> **Stated problem**
Copy the entries character for character, from the first line through the line with "y-tick-label: 40: [140, 470, 168, 498]", including both of those lines.

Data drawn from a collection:

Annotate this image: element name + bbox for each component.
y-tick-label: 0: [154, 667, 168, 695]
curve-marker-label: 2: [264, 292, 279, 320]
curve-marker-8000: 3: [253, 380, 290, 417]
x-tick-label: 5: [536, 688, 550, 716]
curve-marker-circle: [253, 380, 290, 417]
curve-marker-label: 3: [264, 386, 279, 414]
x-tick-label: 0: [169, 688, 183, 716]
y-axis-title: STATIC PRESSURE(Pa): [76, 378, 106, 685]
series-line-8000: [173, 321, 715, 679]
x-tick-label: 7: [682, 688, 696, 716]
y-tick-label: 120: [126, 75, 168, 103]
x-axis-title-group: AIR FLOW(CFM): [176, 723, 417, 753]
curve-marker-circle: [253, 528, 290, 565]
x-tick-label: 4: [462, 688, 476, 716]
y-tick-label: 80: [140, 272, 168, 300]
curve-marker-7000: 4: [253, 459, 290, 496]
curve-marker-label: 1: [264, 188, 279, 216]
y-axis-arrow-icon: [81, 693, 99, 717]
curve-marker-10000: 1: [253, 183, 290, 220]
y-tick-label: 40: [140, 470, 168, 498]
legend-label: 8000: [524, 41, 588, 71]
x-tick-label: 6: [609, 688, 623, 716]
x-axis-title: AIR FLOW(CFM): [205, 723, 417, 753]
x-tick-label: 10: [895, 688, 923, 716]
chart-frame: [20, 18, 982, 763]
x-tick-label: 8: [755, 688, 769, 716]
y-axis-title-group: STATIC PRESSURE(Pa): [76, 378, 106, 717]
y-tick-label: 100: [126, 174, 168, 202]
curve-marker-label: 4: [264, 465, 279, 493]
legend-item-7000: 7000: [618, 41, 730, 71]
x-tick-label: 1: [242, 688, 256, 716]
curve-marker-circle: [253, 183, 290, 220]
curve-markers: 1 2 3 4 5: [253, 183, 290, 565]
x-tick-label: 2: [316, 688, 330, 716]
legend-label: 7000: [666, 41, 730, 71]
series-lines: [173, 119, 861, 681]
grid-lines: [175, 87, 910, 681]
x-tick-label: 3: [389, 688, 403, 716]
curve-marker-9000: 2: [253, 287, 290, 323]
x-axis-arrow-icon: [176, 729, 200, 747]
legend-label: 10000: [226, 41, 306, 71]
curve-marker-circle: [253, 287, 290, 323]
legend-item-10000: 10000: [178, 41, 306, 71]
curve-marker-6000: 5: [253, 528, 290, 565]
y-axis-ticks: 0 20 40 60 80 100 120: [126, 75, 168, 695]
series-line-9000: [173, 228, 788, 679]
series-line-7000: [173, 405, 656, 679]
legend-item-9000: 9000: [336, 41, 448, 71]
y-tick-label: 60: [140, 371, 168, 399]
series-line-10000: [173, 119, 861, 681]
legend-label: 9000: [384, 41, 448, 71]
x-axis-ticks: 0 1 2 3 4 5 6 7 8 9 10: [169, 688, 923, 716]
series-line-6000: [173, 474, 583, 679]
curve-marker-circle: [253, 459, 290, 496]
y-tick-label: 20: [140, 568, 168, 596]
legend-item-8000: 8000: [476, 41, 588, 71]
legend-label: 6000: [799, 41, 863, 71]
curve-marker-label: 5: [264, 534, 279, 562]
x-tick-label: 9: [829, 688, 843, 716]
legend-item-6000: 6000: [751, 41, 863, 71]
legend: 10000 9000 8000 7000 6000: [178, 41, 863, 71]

> **Full response**
Annotate this image: element name + bbox for each component.
y-tick-label: 0: [154, 667, 168, 695]
curve-marker-label: 2: [264, 292, 279, 320]
curve-marker-8000: 3: [253, 380, 290, 417]
x-tick-label: 5: [536, 688, 550, 716]
curve-marker-circle: [253, 380, 290, 417]
curve-marker-label: 3: [264, 386, 279, 414]
x-tick-label: 0: [169, 688, 183, 716]
y-axis-title: STATIC PRESSURE(Pa): [76, 378, 106, 685]
series-line-8000: [173, 321, 715, 679]
x-tick-label: 7: [682, 688, 696, 716]
y-tick-label: 120: [126, 75, 168, 103]
x-axis-title-group: AIR FLOW(CFM): [176, 723, 417, 753]
curve-marker-circle: [253, 528, 290, 565]
x-tick-label: 4: [462, 688, 476, 716]
y-tick-label: 80: [140, 272, 168, 300]
curve-marker-7000: 4: [253, 459, 290, 496]
curve-marker-label: 1: [264, 188, 279, 216]
y-axis-arrow-icon: [81, 693, 99, 717]
curve-marker-10000: 1: [253, 183, 290, 220]
y-tick-label: 40: [140, 470, 168, 498]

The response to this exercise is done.